● **PROBLEM REQUIREMENTS**:
Pictures stay out of the copy; restate everything else in the material exactly.

● **DATA RECORDS**:
#####
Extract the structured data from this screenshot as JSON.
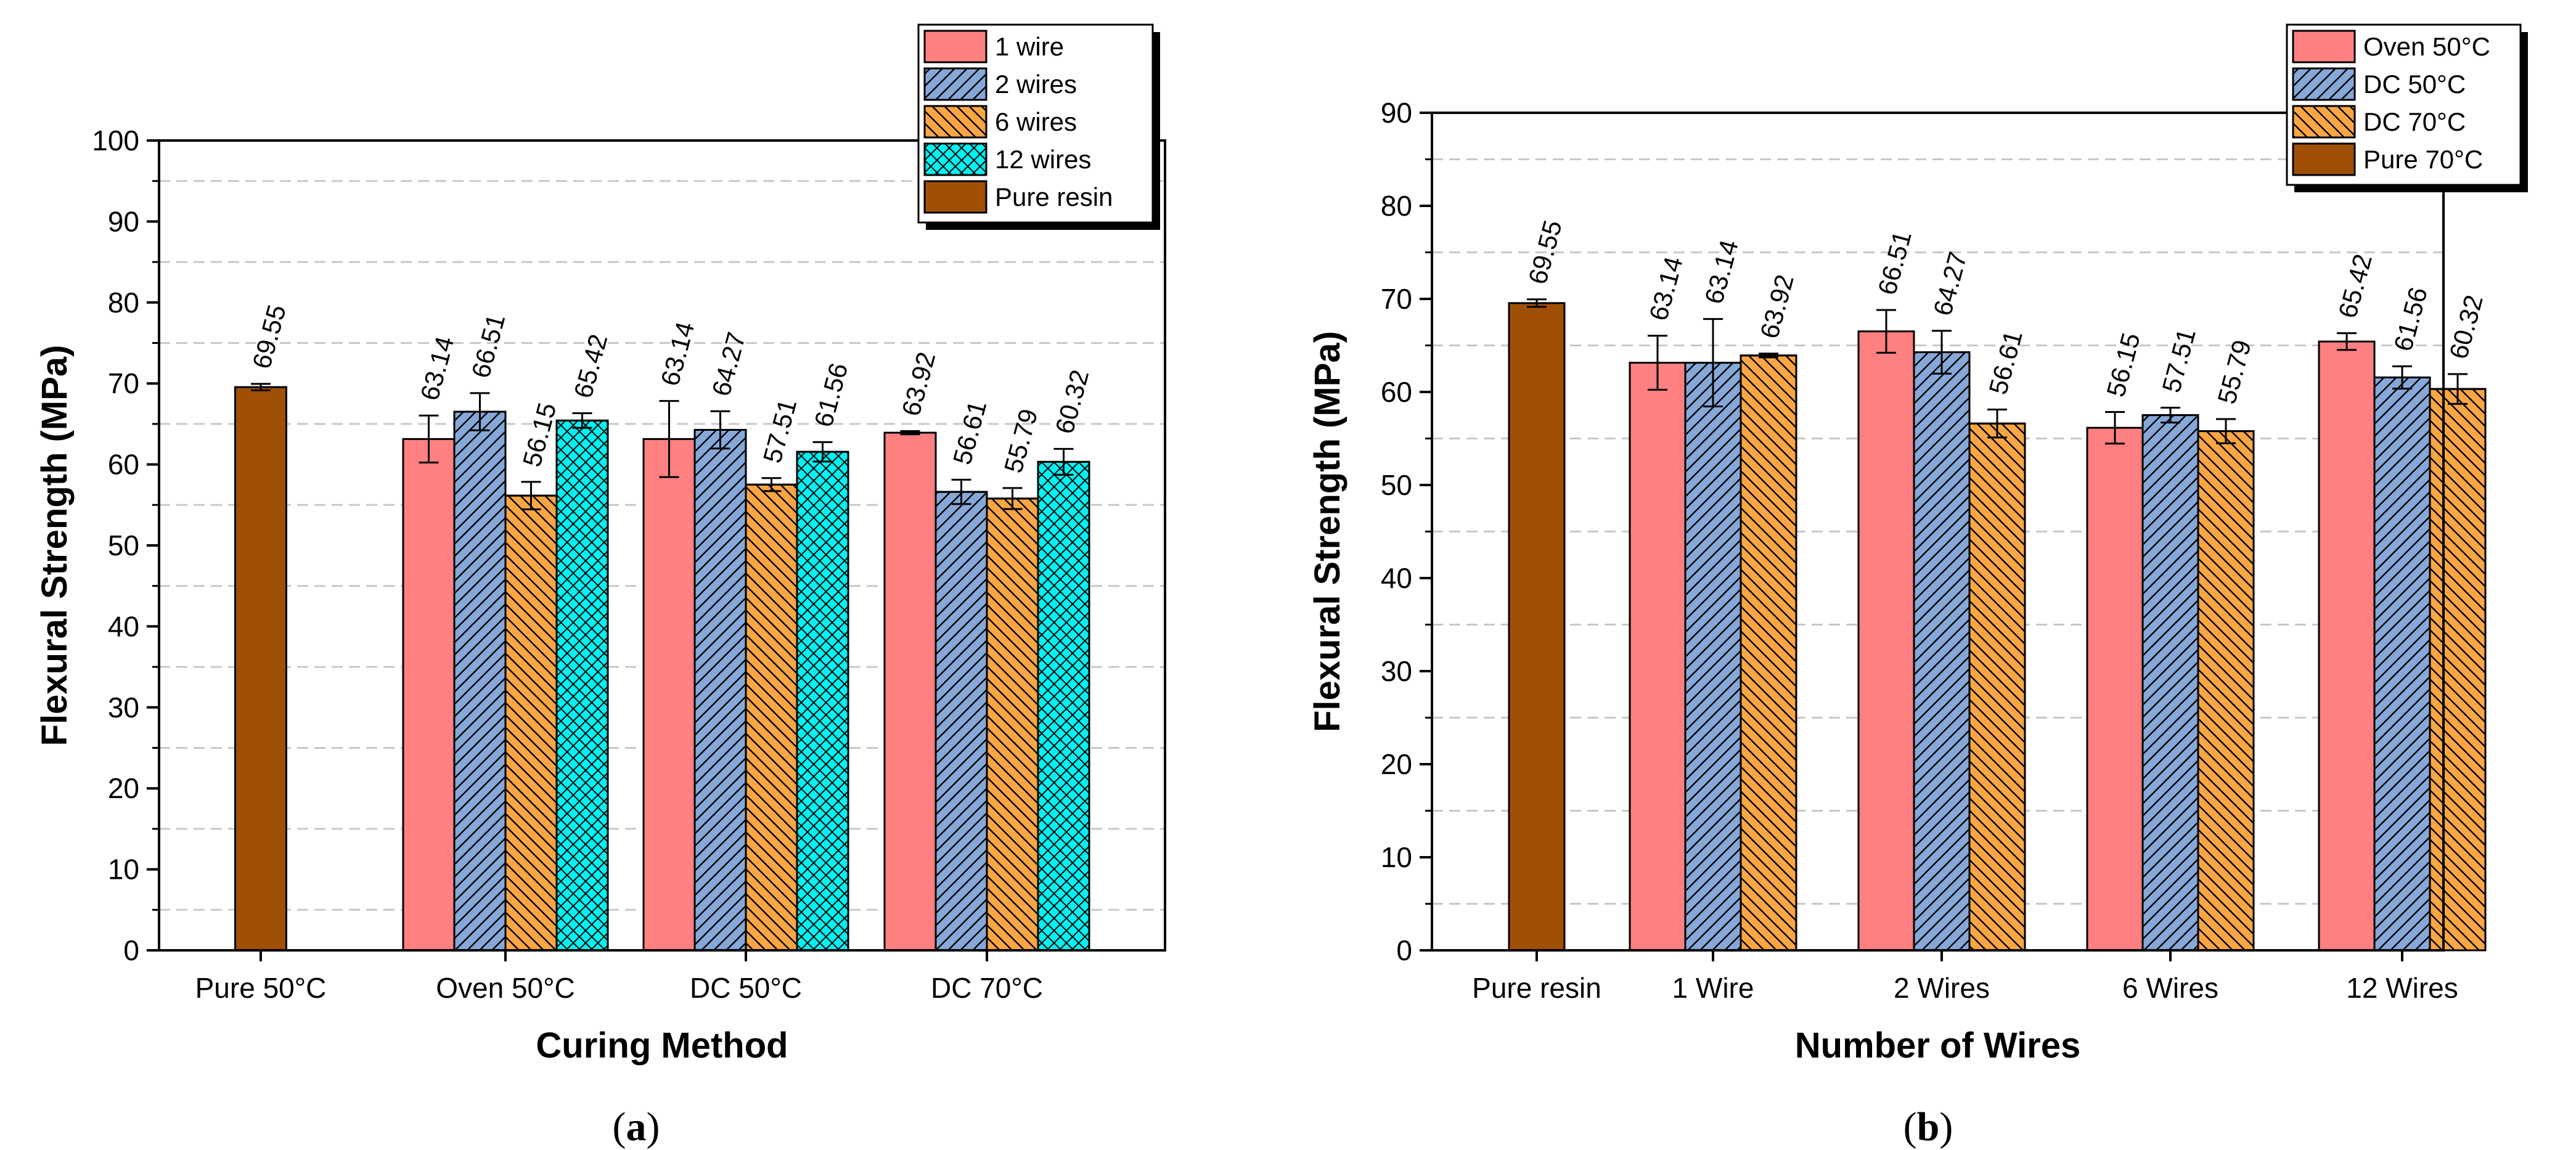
{
  "chart_data": [
    {
      "type": "bar",
      "panel": "a",
      "subfigure_label": "(a)",
      "subfigure_letter": "a",
      "xlabel": "Curing Method",
      "ylabel": "Flexural Strength (MPa)",
      "ylim": [
        0,
        100
      ],
      "ytick_step": 10,
      "grid": "dashed horizontal",
      "legend_position": "top-right",
      "categories": [
        "Pure 50°C",
        "Oven 50°C",
        "DC 50°C",
        "DC 70°C"
      ],
      "series": [
        {
          "name": "1 wire",
          "color": "#fe8080",
          "pattern": "none",
          "values": [
            null,
            63.14,
            63.14,
            63.92
          ],
          "errors": [
            null,
            2.9,
            4.7,
            0.2
          ],
          "labels": [
            "",
            "63.14",
            "63.14",
            "63.92"
          ]
        },
        {
          "name": "2 wires",
          "color": "#86a8d8",
          "pattern": "hatch-right",
          "values": [
            null,
            66.51,
            64.27,
            56.61
          ],
          "errors": [
            null,
            2.3,
            2.3,
            1.5
          ],
          "labels": [
            "",
            "66.51",
            "64.27",
            "56.61"
          ]
        },
        {
          "name": "6 wires",
          "color": "#f9a643",
          "pattern": "hatch-left",
          "values": [
            null,
            56.15,
            57.51,
            55.79
          ],
          "errors": [
            null,
            1.7,
            0.8,
            1.3
          ],
          "labels": [
            "",
            "56.15",
            "57.51",
            "55.79"
          ]
        },
        {
          "name": "12 wires",
          "color": "#00f2f2",
          "pattern": "crosshatch",
          "values": [
            null,
            65.42,
            61.56,
            60.32
          ],
          "errors": [
            null,
            0.9,
            1.2,
            1.6
          ],
          "labels": [
            "",
            "65.42",
            "61.56",
            "60.32"
          ]
        },
        {
          "name": "Pure resin",
          "color": "#a05006",
          "pattern": "none",
          "values": [
            69.55,
            null,
            null,
            null
          ],
          "errors": [
            0.4,
            null,
            null,
            null
          ],
          "labels": [
            "69.55",
            "",
            "",
            ""
          ]
        }
      ]
    },
    {
      "type": "bar",
      "panel": "b",
      "subfigure_label": "(b)",
      "subfigure_letter": "b",
      "xlabel": "Number of Wires",
      "ylabel": "Flexural Strength (MPa)",
      "ylim": [
        0,
        90
      ],
      "ytick_step": 10,
      "grid": "dashed horizontal",
      "legend_position": "top-right",
      "categories": [
        "Pure resin",
        "1 Wire",
        "2 Wires",
        "6 Wires",
        "12 Wires"
      ],
      "series": [
        {
          "name": "Oven 50°C",
          "color": "#fe8080",
          "pattern": "none",
          "values": [
            null,
            63.14,
            66.51,
            56.15,
            65.42
          ],
          "errors": [
            null,
            2.9,
            2.3,
            1.7,
            0.9
          ],
          "labels": [
            "",
            "63.14",
            "66.51",
            "56.15",
            "65.42"
          ]
        },
        {
          "name": "DC 50°C",
          "color": "#86a8d8",
          "pattern": "hatch-right",
          "values": [
            null,
            63.14,
            64.27,
            57.51,
            61.56
          ],
          "errors": [
            null,
            4.7,
            2.3,
            0.8,
            1.2
          ],
          "labels": [
            "",
            "63.14",
            "64.27",
            "57.51",
            "61.56"
          ]
        },
        {
          "name": "DC 70°C",
          "color": "#f9a643",
          "pattern": "hatch-left",
          "values": [
            null,
            63.92,
            56.61,
            55.79,
            60.32
          ],
          "errors": [
            null,
            0.2,
            1.5,
            1.3,
            1.6
          ],
          "labels": [
            "",
            "63.92",
            "56.61",
            "55.79",
            "60.32"
          ]
        },
        {
          "name": "Pure 70°C",
          "color": "#a05006",
          "pattern": "none",
          "values": [
            69.55,
            null,
            null,
            null,
            null
          ],
          "errors": [
            0.4,
            null,
            null,
            null,
            null
          ],
          "labels": [
            "69.55",
            "",
            "",
            "",
            ""
          ]
        }
      ]
    }
  ]
}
#####
● **THE REPLY**:
Extract the structured data from this screenshot as JSON.
{
  "chart_data": [
    {
      "type": "bar",
      "panel": "a",
      "subfigure_label": "(a)",
      "subfigure_letter": "a",
      "xlabel": "Curing Method",
      "ylabel": "Flexural Strength (MPa)",
      "ylim": [
        0,
        100
      ],
      "ytick_step": 10,
      "grid": "dashed horizontal",
      "legend_position": "top-right",
      "categories": [
        "Pure 50°C",
        "Oven 50°C",
        "DC 50°C",
        "DC 70°C"
      ],
      "series": [
        {
          "name": "1 wire",
          "color": "#fe8080",
          "pattern": "none",
          "values": [
            null,
            63.14,
            63.14,
            63.92
          ],
          "errors": [
            null,
            2.9,
            4.7,
            0.2
          ],
          "labels": [
            "",
            "63.14",
            "63.14",
            "63.92"
          ]
        },
        {
          "name": "2 wires",
          "color": "#86a8d8",
          "pattern": "hatch-right",
          "values": [
            null,
            66.51,
            64.27,
            56.61
          ],
          "errors": [
            null,
            2.3,
            2.3,
            1.5
          ],
          "labels": [
            "",
            "66.51",
            "64.27",
            "56.61"
          ]
        },
        {
          "name": "6 wires",
          "color": "#f9a643",
          "pattern": "hatch-left",
          "values": [
            null,
            56.15,
            57.51,
            55.79
          ],
          "errors": [
            null,
            1.7,
            0.8,
            1.3
          ],
          "labels": [
            "",
            "56.15",
            "57.51",
            "55.79"
          ]
        },
        {
          "name": "12 wires",
          "color": "#00f2f2",
          "pattern": "crosshatch",
          "values": [
            null,
            65.42,
            61.56,
            60.32
          ],
          "errors": [
            null,
            0.9,
            1.2,
            1.6
          ],
          "labels": [
            "",
            "65.42",
            "61.56",
            "60.32"
          ]
        },
        {
          "name": "Pure resin",
          "color": "#a05006",
          "pattern": "none",
          "values": [
            69.55,
            null,
            null,
            null
          ],
          "errors": [
            0.4,
            null,
            null,
            null
          ],
          "labels": [
            "69.55",
            "",
            "",
            ""
          ]
        }
      ]
    },
    {
      "type": "bar",
      "panel": "b",
      "subfigure_label": "(b)",
      "subfigure_letter": "b",
      "xlabel": "Number of Wires",
      "ylabel": "Flexural Strength (MPa)",
      "ylim": [
        0,
        90
      ],
      "ytick_step": 10,
      "grid": "dashed horizontal",
      "legend_position": "top-right",
      "categories": [
        "Pure resin",
        "1 Wire",
        "2 Wires",
        "6 Wires",
        "12 Wires"
      ],
      "series": [
        {
          "name": "Oven 50°C",
          "color": "#fe8080",
          "pattern": "none",
          "values": [
            null,
            63.14,
            66.51,
            56.15,
            65.42
          ],
          "errors": [
            null,
            2.9,
            2.3,
            1.7,
            0.9
          ],
          "labels": [
            "",
            "63.14",
            "66.51",
            "56.15",
            "65.42"
          ]
        },
        {
          "name": "DC 50°C",
          "color": "#86a8d8",
          "pattern": "hatch-right",
          "values": [
            null,
            63.14,
            64.27,
            57.51,
            61.56
          ],
          "errors": [
            null,
            4.7,
            2.3,
            0.8,
            1.2
          ],
          "labels": [
            "",
            "63.14",
            "64.27",
            "57.51",
            "61.56"
          ]
        },
        {
          "name": "DC 70°C",
          "color": "#f9a643",
          "pattern": "hatch-left",
          "values": [
            null,
            63.92,
            56.61,
            55.79,
            60.32
          ],
          "errors": [
            null,
            0.2,
            1.5,
            1.3,
            1.6
          ],
          "labels": [
            "",
            "63.92",
            "56.61",
            "55.79",
            "60.32"
          ]
        },
        {
          "name": "Pure 70°C",
          "color": "#a05006",
          "pattern": "none",
          "values": [
            69.55,
            null,
            null,
            null,
            null
          ],
          "errors": [
            0.4,
            null,
            null,
            null,
            null
          ],
          "labels": [
            "69.55",
            "",
            "",
            "",
            ""
          ]
        }
      ]
    }
  ]
}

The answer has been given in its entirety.